## START

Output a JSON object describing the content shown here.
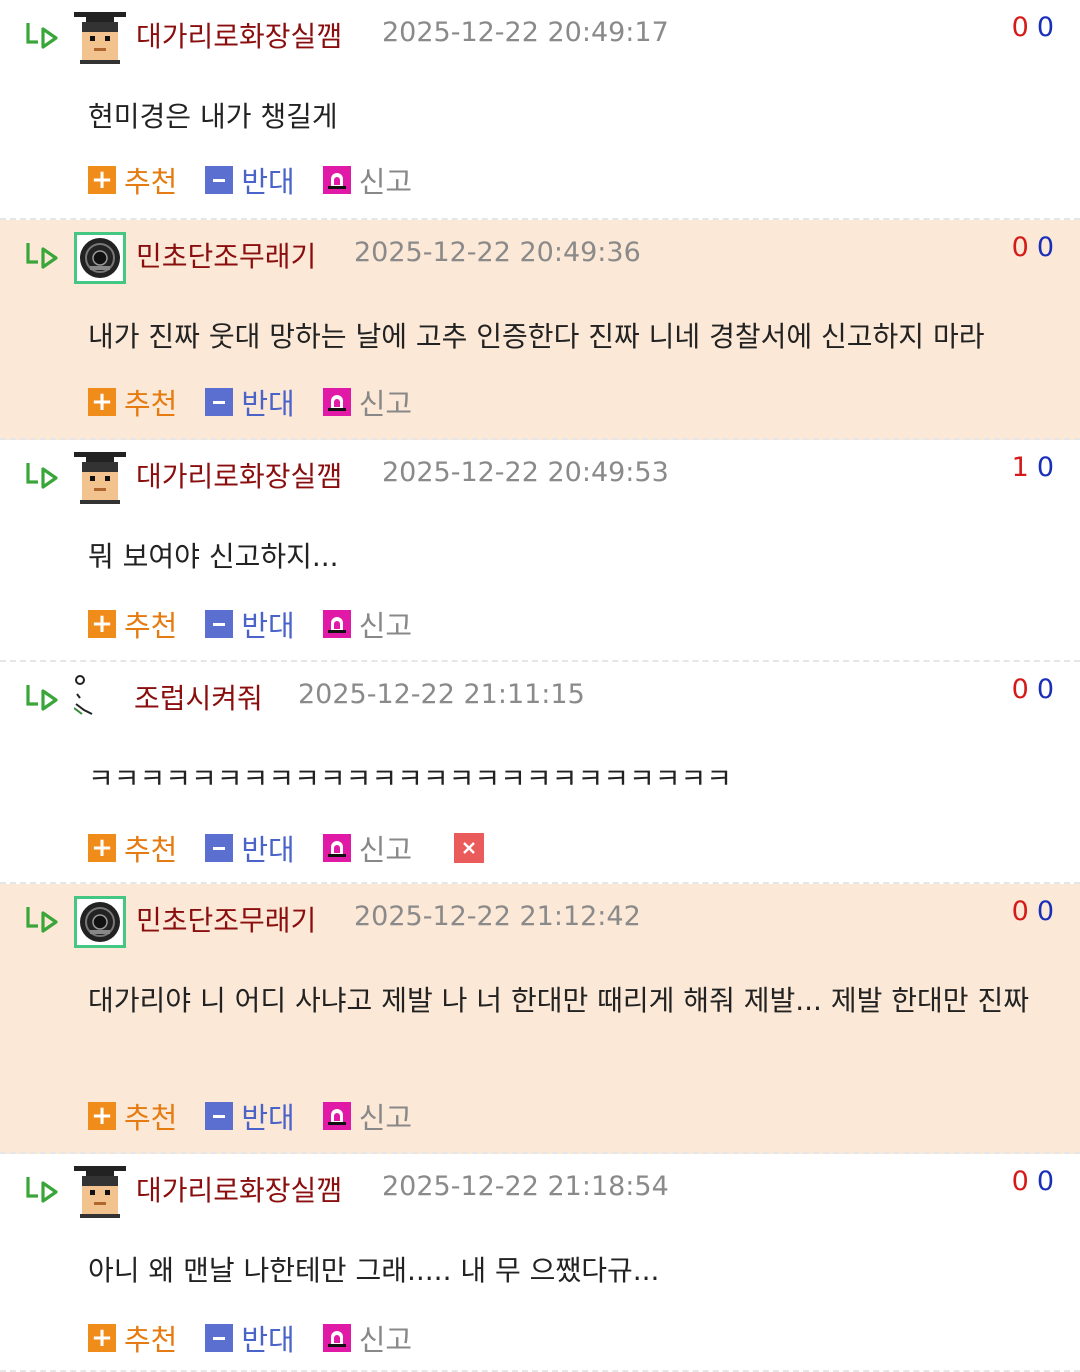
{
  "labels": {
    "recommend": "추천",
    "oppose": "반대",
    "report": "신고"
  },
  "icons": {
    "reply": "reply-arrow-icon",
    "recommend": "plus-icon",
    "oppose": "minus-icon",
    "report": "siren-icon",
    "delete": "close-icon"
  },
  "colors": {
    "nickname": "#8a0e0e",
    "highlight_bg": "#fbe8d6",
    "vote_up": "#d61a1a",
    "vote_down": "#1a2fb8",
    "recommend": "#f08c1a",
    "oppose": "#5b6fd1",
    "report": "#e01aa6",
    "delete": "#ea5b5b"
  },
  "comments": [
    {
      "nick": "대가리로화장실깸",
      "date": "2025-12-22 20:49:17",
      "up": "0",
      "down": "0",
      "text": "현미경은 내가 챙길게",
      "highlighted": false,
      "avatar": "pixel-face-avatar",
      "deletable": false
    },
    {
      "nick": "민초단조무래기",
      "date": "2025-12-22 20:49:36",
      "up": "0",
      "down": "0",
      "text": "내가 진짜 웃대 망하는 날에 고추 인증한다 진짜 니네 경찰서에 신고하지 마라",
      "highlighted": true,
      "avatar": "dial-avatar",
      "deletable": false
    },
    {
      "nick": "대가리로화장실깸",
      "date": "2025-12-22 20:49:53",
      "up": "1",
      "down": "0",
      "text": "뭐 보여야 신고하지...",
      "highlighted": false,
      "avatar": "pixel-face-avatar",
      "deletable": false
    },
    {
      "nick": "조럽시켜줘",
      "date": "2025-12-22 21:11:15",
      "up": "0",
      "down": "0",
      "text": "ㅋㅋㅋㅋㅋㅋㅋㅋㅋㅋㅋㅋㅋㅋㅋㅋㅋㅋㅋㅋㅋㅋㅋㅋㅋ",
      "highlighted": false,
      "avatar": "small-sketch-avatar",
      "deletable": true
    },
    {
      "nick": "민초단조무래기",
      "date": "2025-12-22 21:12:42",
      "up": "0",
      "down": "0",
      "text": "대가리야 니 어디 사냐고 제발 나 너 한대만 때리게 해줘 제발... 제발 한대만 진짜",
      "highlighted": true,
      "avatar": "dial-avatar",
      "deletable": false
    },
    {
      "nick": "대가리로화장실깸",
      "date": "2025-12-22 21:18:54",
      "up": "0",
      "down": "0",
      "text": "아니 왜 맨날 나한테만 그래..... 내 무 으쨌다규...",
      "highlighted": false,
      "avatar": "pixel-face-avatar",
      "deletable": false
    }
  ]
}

## END

What this task involves = In the entries above, identify every line with the string "신고하지".

Finished task =
      "text": "내가 진짜 웃대 망하는 날에 고추 인증한다 진짜 니네 경찰서에 신고하지 마라",
      "text": "뭐 보여야 신고하지...",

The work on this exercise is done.